## Start Rows
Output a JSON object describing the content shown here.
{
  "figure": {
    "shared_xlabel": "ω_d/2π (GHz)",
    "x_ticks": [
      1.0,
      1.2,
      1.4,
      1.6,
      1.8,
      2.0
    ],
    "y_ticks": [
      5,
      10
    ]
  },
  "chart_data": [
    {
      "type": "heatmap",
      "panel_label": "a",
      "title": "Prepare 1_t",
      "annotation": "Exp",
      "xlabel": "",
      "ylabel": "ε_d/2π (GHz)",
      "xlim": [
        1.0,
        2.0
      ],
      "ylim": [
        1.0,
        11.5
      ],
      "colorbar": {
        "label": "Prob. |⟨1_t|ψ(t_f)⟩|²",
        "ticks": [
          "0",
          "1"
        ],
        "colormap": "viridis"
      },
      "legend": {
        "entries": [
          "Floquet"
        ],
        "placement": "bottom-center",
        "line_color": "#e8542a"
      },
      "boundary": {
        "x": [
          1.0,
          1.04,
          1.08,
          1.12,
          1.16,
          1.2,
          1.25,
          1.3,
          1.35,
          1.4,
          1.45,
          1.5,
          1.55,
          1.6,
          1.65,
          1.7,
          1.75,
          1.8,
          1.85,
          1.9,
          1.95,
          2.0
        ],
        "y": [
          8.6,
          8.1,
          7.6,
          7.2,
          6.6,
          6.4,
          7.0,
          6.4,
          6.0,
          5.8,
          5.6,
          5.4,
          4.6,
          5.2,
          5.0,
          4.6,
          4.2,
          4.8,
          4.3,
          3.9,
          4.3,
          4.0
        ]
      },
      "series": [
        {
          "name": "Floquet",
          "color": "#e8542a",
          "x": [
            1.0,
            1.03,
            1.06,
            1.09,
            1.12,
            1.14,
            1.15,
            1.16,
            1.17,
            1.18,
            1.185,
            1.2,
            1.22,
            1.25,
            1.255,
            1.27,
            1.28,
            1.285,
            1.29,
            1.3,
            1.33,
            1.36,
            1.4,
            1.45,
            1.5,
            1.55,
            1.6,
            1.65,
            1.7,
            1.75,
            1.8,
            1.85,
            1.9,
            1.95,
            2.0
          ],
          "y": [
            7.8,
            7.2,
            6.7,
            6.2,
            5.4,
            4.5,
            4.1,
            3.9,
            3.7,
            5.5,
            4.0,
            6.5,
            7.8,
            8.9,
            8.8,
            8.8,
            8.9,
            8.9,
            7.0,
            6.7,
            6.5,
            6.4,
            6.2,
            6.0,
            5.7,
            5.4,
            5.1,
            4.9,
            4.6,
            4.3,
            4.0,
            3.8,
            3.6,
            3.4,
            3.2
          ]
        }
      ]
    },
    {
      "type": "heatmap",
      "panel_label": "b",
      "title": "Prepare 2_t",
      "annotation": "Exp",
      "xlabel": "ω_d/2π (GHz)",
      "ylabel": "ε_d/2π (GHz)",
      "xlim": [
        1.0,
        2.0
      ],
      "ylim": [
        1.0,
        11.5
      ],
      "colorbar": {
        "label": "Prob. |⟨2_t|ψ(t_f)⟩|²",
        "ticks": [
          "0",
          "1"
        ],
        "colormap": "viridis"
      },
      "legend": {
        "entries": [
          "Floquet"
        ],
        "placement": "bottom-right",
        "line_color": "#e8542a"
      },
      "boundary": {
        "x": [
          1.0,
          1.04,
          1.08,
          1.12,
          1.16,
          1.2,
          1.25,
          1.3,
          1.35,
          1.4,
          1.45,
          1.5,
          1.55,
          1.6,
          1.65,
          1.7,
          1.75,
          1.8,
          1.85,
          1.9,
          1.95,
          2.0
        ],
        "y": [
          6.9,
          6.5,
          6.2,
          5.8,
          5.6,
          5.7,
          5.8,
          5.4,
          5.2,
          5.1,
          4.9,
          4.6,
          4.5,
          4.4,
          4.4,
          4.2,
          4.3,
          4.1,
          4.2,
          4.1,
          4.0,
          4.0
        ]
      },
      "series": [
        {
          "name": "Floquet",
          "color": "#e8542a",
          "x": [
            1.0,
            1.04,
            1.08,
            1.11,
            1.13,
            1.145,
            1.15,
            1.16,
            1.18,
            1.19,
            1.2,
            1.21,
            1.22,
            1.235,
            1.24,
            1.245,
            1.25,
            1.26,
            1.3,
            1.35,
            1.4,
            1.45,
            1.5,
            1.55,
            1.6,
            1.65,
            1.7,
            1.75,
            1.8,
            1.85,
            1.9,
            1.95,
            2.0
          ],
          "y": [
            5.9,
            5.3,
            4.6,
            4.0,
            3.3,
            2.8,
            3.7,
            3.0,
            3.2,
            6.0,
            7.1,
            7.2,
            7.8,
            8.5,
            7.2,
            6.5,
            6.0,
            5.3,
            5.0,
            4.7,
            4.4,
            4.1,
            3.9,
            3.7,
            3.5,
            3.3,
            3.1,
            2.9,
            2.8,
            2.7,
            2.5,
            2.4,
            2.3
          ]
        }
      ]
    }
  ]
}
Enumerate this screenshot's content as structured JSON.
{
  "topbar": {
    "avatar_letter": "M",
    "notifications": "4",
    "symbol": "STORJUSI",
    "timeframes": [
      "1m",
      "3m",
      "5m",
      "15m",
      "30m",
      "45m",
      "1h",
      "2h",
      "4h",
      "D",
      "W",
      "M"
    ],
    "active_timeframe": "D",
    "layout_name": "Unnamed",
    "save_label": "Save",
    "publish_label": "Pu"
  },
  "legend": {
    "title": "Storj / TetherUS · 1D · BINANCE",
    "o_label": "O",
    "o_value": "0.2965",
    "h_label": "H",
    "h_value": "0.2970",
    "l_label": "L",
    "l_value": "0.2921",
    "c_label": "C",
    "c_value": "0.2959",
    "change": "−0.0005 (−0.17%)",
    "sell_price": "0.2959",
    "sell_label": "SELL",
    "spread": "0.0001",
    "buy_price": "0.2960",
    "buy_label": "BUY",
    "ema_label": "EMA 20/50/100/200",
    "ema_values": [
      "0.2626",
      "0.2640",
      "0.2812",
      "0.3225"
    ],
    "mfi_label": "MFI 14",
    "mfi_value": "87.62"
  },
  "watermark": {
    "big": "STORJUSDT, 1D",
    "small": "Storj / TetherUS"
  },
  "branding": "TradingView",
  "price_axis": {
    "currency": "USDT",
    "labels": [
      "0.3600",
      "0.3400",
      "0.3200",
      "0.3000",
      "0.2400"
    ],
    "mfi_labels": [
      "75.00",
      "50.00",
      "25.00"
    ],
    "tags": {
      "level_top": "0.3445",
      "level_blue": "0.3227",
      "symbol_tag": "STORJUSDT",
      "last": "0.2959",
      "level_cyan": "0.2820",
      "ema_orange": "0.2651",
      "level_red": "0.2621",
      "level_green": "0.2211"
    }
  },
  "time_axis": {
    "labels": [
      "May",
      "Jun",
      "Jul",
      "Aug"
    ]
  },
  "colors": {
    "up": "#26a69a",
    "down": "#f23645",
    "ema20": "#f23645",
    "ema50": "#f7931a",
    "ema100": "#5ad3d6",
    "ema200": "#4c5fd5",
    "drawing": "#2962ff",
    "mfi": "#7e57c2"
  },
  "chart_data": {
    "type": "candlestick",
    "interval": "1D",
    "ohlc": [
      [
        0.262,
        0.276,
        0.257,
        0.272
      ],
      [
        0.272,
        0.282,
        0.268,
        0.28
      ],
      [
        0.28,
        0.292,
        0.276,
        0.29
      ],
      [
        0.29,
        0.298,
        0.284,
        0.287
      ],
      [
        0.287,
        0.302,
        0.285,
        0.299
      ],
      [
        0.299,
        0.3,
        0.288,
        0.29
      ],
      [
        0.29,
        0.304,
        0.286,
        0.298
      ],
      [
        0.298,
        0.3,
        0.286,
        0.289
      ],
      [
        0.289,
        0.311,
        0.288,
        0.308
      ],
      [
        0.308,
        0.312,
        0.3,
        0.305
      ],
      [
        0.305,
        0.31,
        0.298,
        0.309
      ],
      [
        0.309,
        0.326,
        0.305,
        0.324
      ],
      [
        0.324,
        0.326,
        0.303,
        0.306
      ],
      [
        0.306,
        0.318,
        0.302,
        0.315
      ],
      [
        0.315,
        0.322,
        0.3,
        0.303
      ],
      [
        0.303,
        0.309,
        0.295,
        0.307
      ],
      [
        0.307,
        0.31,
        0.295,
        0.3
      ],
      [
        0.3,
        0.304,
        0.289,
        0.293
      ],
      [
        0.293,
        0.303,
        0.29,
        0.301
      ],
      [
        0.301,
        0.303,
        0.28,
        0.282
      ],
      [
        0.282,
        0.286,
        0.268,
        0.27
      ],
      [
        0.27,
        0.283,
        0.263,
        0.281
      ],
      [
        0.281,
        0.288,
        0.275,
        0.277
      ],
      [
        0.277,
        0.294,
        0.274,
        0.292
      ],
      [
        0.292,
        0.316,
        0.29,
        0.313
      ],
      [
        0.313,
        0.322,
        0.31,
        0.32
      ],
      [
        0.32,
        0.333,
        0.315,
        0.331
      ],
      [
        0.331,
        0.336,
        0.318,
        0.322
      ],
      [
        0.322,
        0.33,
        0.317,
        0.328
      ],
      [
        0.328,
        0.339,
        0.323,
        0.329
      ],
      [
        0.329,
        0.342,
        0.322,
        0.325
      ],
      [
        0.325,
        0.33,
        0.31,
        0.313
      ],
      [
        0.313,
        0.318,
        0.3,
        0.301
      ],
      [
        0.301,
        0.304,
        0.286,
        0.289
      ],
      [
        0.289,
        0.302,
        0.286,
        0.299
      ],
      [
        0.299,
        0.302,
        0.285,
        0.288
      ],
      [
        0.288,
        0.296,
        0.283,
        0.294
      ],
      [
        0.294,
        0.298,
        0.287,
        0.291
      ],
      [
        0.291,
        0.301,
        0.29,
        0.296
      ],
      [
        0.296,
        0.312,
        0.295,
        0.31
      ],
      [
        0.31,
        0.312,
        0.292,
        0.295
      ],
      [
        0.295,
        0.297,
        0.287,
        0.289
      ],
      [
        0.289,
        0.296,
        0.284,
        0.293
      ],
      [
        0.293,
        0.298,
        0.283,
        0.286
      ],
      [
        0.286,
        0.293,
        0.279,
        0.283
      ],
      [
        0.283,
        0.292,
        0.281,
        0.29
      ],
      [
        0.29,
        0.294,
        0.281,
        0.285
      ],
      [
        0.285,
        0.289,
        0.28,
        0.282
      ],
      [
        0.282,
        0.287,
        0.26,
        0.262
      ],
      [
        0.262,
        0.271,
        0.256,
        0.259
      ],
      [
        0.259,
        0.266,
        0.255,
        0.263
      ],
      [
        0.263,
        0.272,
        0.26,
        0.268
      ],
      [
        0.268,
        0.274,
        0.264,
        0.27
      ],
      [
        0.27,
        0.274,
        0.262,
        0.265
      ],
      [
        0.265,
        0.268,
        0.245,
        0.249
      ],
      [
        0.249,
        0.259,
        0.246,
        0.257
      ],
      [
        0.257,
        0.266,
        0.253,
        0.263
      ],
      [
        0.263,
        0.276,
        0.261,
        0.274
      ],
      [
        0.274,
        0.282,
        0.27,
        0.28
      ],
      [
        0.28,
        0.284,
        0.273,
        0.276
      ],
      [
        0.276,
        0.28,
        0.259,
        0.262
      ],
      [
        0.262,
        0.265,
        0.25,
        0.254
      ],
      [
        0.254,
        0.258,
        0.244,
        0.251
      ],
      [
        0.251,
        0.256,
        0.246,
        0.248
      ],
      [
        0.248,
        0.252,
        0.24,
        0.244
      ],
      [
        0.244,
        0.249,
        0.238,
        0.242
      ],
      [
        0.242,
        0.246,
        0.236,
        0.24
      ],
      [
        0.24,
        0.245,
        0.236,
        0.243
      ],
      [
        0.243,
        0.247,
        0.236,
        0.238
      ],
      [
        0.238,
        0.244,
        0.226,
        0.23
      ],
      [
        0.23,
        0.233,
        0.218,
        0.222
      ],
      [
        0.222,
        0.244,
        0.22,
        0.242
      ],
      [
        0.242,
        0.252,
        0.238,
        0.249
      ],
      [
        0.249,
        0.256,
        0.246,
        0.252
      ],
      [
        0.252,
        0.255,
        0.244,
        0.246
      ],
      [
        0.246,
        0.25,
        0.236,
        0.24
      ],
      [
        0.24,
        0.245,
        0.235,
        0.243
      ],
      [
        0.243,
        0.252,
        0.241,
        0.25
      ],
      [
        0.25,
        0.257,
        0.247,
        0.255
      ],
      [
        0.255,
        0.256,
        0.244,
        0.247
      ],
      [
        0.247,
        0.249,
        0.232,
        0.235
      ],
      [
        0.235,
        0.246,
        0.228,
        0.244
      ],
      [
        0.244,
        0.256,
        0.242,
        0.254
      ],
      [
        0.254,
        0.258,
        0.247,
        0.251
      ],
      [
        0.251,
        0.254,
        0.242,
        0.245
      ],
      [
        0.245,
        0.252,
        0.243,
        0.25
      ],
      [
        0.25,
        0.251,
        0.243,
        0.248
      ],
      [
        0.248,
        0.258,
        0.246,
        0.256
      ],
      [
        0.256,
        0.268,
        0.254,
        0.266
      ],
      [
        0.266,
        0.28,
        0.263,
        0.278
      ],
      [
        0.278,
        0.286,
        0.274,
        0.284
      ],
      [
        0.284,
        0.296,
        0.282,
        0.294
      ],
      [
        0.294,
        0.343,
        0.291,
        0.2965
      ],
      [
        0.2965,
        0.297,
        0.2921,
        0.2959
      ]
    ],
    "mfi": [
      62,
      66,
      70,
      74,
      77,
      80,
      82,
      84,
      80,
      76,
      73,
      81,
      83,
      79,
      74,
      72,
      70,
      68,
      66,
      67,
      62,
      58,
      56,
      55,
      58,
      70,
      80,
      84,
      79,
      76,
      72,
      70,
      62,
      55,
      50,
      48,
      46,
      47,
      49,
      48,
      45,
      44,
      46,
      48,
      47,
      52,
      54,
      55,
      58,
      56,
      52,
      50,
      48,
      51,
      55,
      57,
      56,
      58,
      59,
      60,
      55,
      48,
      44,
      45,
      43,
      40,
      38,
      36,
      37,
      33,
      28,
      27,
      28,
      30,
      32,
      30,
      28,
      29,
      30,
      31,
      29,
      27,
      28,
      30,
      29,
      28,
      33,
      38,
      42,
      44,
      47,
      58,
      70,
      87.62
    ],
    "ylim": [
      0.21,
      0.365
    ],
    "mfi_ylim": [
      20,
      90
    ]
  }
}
## End Rows
Only lines with the string "content" belong in your answer; copy each one.

Output a JSON object describing the content shown here.
Enumerate this screenshot's content as structured JSON.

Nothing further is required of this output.